* _Parts of the exercise_:
a - Summarize the abstract on SOCS6 and neurite outgrowth in two sentences.
b - Decide whether each statement agrees with the abstract on SOCS6 and neurite outgrowth: (i) Knocking down SOCS6 increased neurite initiation. (ii) IGF-1 stimulation further enhanced SOCS6 expression. (iii) The complex of SOCS6 with IGFR and JAK2 promoted pStat5 activation.

* _Reading passage_:
============================================================

Suppressor of Cytokine Signalling-6 Promotes Neurite Outgrowth via JAK2/STAT5-Mediated Signalling Pathway, Involving Negative Feedback Inhibition

Background: Suppressors of cytokine signalling (SOCS) protein family are key regulators of cellular responses to cytokines and play an important role in the nervous system. The SOCS6 protein, a less extensively studied SOCS family member, has been shown to induce insulin resistance in the retina and promote survival of the retinal neurons. But no reports are available about the role of SOCS6 in neuritogenesis. In this study, we examined the role of SOCS6 in neurite outgrowth and neuronal cell signalling. Methodology/Principal Findings: The effect of SOCS6 in neural stem cells differentiation was studied in neural stem cells and PC12 cell line. Highly elevated levels of SOCS6 were found upon neural cell differentiation both at the mRNA and protein level. Furthermore, SOCS6 over-expression lead to increase in neurite outgrowth and degree of branching, whereas SOCS6 knockdown with specific siRNAs, lead to a significant decrease in neurite initiation and extension. Insulin-like growth factor-1 (IGF-1) stimulation which enhanced neurite outgrowth of neural cells resulted in further enhancement of SOCS6 expression. Jak/Stat (Janus Kinase/Signal Transducer And Activator Of Transcription) pathway was found to be involved in the SOCS6 mediated neurite outgrowth. Bioinformatics study revealed presence of putative Stat binding sites in the SOCS6 promoter region. Transcription factors Stat5a and Stat5b were involved in SOCS6 gene upregulation leading to neuronal differentiation. Following differentiation, SOCS6 was found to form a ternary complex with IGFR (Insulin Like Growth Factor-1 Receptor) and JAK2 which acted in a negative feedback loop to inhibit pStat5 activation. Conclusion/Significance: The current paradigm for the first time states that SOCS6, a SOCS family member, plays an important role in the process of neuronal differentiation. These findings define a novel molecular mechanism for Jak2/Stat5 mediated SOCS6 signalling.

============================================================

(Extracted data entries)
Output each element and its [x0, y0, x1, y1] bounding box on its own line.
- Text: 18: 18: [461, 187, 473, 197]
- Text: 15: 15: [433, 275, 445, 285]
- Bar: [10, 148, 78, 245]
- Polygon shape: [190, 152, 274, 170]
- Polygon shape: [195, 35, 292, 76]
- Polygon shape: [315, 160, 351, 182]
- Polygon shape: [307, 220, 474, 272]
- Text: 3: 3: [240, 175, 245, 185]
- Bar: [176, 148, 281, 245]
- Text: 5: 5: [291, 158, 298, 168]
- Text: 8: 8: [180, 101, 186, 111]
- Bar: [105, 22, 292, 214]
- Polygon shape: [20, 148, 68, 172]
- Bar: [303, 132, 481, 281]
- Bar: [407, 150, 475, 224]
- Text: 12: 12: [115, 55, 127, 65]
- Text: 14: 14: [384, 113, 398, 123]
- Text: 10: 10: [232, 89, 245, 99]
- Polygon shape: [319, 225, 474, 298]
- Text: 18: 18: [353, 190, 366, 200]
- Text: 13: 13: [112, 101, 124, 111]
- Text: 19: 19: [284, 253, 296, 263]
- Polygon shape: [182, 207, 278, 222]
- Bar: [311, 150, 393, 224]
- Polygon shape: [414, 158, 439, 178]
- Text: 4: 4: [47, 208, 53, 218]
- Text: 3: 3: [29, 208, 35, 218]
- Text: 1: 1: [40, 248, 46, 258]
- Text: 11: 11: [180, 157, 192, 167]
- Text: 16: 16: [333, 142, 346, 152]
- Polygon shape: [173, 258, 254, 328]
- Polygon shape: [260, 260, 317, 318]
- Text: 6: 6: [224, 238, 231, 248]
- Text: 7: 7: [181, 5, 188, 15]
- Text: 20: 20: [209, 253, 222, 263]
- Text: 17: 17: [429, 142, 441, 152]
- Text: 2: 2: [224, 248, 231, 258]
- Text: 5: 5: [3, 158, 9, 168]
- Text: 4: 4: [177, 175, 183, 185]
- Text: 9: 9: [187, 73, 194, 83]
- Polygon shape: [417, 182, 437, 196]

============================================================

* _Responses by item number_:
a - The study found that SOCS6 levels rise sharply when neural cells differentiate, that over-expressing SOCS6 increases neurite outgrowth and branching, and that knocking it down significantly decreases neurite initiation and extension. This SOCS6-mediated outgrowth involves the Jak/Stat pathway, with Stat5a and Stat5b upregulating the SOCS6 gene and SOCS6 later forming a complex with IGFR and JAK2 that inhibits pStat5 activation through negative feedback.

b -
(i) No: "SOCS6 knockdown with specific siRNAs, lead to a significant decrease in neurite initiation and extension."
(ii) Yes: "Insulin-like growth factor-1 (IGF-1) stimulation which enhanced neurite outgrowth of neural cells resulted in further enhancement of SOCS6 expression."
(iii) No: "which acted in a negative feedback loop to inhibit pStat5 activation."